- _Set task_:
Copy out every one of the following lines without any change.
================================
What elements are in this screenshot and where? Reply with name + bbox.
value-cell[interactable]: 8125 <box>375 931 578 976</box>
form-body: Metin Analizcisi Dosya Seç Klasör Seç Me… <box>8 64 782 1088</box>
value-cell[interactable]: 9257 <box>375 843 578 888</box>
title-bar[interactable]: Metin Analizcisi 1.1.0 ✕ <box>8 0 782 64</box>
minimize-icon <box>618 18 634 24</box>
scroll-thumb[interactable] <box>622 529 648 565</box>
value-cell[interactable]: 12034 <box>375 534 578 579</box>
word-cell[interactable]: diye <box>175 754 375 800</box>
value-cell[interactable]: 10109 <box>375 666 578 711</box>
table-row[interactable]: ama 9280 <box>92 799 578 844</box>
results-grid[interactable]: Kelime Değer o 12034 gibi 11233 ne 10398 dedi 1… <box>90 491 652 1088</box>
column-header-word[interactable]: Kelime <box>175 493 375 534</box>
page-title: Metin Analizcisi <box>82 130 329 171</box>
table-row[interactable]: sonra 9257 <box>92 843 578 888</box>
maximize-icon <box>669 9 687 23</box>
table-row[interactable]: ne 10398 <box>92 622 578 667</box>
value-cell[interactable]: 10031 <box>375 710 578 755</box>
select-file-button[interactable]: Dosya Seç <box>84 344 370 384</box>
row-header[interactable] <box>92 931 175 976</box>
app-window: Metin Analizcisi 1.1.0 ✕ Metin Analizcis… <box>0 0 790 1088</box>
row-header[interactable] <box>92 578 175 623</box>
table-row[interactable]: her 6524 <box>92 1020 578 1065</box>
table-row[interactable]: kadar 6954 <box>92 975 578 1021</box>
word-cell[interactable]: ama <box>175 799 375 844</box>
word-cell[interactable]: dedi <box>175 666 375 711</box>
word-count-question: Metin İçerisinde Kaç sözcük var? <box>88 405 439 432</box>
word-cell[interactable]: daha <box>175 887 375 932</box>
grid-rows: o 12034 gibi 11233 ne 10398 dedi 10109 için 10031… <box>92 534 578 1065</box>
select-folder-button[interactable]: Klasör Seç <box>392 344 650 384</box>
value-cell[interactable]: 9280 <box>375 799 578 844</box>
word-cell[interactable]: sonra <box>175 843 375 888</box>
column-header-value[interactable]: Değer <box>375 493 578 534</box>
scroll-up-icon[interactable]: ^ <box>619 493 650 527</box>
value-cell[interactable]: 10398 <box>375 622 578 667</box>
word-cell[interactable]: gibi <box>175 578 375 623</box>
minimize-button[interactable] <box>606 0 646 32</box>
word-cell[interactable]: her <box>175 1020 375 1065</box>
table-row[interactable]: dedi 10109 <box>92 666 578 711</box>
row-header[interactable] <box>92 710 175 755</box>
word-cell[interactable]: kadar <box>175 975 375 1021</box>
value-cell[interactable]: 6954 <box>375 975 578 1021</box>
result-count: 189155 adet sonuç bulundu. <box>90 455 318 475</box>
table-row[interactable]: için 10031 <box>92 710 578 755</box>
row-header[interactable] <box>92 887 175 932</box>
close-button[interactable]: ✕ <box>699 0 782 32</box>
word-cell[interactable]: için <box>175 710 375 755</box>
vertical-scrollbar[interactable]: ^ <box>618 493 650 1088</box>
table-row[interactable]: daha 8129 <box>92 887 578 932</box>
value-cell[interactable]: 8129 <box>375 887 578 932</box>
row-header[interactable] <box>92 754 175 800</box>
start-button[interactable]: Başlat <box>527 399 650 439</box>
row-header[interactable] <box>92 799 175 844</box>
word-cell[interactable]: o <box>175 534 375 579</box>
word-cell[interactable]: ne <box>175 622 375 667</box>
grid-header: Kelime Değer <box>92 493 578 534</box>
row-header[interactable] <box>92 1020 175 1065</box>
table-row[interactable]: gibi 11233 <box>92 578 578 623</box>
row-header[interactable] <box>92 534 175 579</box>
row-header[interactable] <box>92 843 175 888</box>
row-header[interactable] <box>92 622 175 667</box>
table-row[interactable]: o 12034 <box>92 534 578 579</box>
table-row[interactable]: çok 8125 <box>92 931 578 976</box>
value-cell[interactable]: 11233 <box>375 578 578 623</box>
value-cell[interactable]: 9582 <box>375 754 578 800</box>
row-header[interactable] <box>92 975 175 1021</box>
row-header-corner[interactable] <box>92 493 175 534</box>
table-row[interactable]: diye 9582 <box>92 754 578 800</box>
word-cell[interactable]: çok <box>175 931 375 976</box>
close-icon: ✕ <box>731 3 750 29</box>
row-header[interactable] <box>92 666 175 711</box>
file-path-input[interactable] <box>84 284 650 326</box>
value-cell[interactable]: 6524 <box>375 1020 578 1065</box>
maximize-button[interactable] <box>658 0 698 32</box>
================================
- _The reply_:
What elements are in this screenshot and where? Reply with name + bbox.
value-cell[interactable]: 8125 <box>375 931 578 976</box>
form-body: Metin Analizcisi Dosya Seç Klasör Seç Me… <box>8 64 782 1088</box>
value-cell[interactable]: 9257 <box>375 843 578 888</box>
title-bar[interactable]: Metin Analizcisi 1.1.0 ✕ <box>8 0 782 64</box>
minimize-icon <box>618 18 634 24</box>
scroll-thumb[interactable] <box>622 529 648 565</box>
value-cell[interactable]: 12034 <box>375 534 578 579</box>
word-cell[interactable]: diye <box>175 754 375 800</box>
value-cell[interactable]: 10109 <box>375 666 578 711</box>
table-row[interactable]: ama 9280 <box>92 799 578 844</box>
results-grid[interactable]: Kelime Değer o 12034 gibi 11233 ne 10398 dedi 1… <box>90 491 652 1088</box>
column-header-word[interactable]: Kelime <box>175 493 375 534</box>
page-title: Metin Analizcisi <box>82 130 329 171</box>
table-row[interactable]: sonra 9257 <box>92 843 578 888</box>
maximize-icon <box>669 9 687 23</box>
table-row[interactable]: ne 10398 <box>92 622 578 667</box>
value-cell[interactable]: 10031 <box>375 710 578 755</box>
select-file-button[interactable]: Dosya Seç <box>84 344 370 384</box>
row-header[interactable] <box>92 931 175 976</box>
app-window: Metin Analizcisi 1.1.0 ✕ Metin Analizcis… <box>0 0 790 1088</box>
row-header[interactable] <box>92 578 175 623</box>
table-row[interactable]: her 6524 <box>92 1020 578 1065</box>
table-row[interactable]: kadar 6954 <box>92 975 578 1021</box>
word-cell[interactable]: ama <box>175 799 375 844</box>
word-cell[interactable]: dedi <box>175 666 375 711</box>
word-count-question: Metin İçerisinde Kaç sözcük var? <box>88 405 439 432</box>
word-cell[interactable]: daha <box>175 887 375 932</box>
grid-rows: o 12034 gibi 11233 ne 10398 dedi 10109 için 10031… <box>92 534 578 1065</box>
select-folder-button[interactable]: Klasör Seç <box>392 344 650 384</box>
value-cell[interactable]: 9280 <box>375 799 578 844</box>
word-cell[interactable]: sonra <box>175 843 375 888</box>
column-header-value[interactable]: Değer <box>375 493 578 534</box>
scroll-up-icon[interactable]: ^ <box>619 493 650 527</box>
value-cell[interactable]: 10398 <box>375 622 578 667</box>
word-cell[interactable]: gibi <box>175 578 375 623</box>
minimize-button[interactable] <box>606 0 646 32</box>
word-cell[interactable]: her <box>175 1020 375 1065</box>
table-row[interactable]: dedi 10109 <box>92 666 578 711</box>
row-header[interactable] <box>92 710 175 755</box>
word-cell[interactable]: kadar <box>175 975 375 1021</box>
value-cell[interactable]: 6954 <box>375 975 578 1021</box>
result-count: 189155 adet sonuç bulundu. <box>90 455 318 475</box>
table-row[interactable]: için 10031 <box>92 710 578 755</box>
row-header[interactable] <box>92 887 175 932</box>
close-button[interactable]: ✕ <box>699 0 782 32</box>
word-cell[interactable]: için <box>175 710 375 755</box>
vertical-scrollbar[interactable]: ^ <box>618 493 650 1088</box>
table-row[interactable]: daha 8129 <box>92 887 578 932</box>
value-cell[interactable]: 8129 <box>375 887 578 932</box>
row-header[interactable] <box>92 754 175 800</box>
start-button[interactable]: Başlat <box>527 399 650 439</box>
row-header[interactable] <box>92 799 175 844</box>
word-cell[interactable]: o <box>175 534 375 579</box>
word-cell[interactable]: ne <box>175 622 375 667</box>
grid-header: Kelime Değer <box>92 493 578 534</box>
row-header[interactable] <box>92 1020 175 1065</box>
table-row[interactable]: gibi 11233 <box>92 578 578 623</box>
row-header[interactable] <box>92 534 175 579</box>
row-header[interactable] <box>92 843 175 888</box>
row-header[interactable] <box>92 622 175 667</box>
table-row[interactable]: o 12034 <box>92 534 578 579</box>
table-row[interactable]: çok 8125 <box>92 931 578 976</box>
value-cell[interactable]: 11233 <box>375 578 578 623</box>
value-cell[interactable]: 9582 <box>375 754 578 800</box>
row-header[interactable] <box>92 975 175 1021</box>
row-header-corner[interactable] <box>92 493 175 534</box>
table-row[interactable]: diye 9582 <box>92 754 578 800</box>
word-cell[interactable]: çok <box>175 931 375 976</box>
close-icon: ✕ <box>731 3 750 29</box>
row-header[interactable] <box>92 666 175 711</box>
file-path-input[interactable] <box>84 284 650 326</box>
value-cell[interactable]: 6524 <box>375 1020 578 1065</box>
maximize-button[interactable] <box>658 0 698 32</box>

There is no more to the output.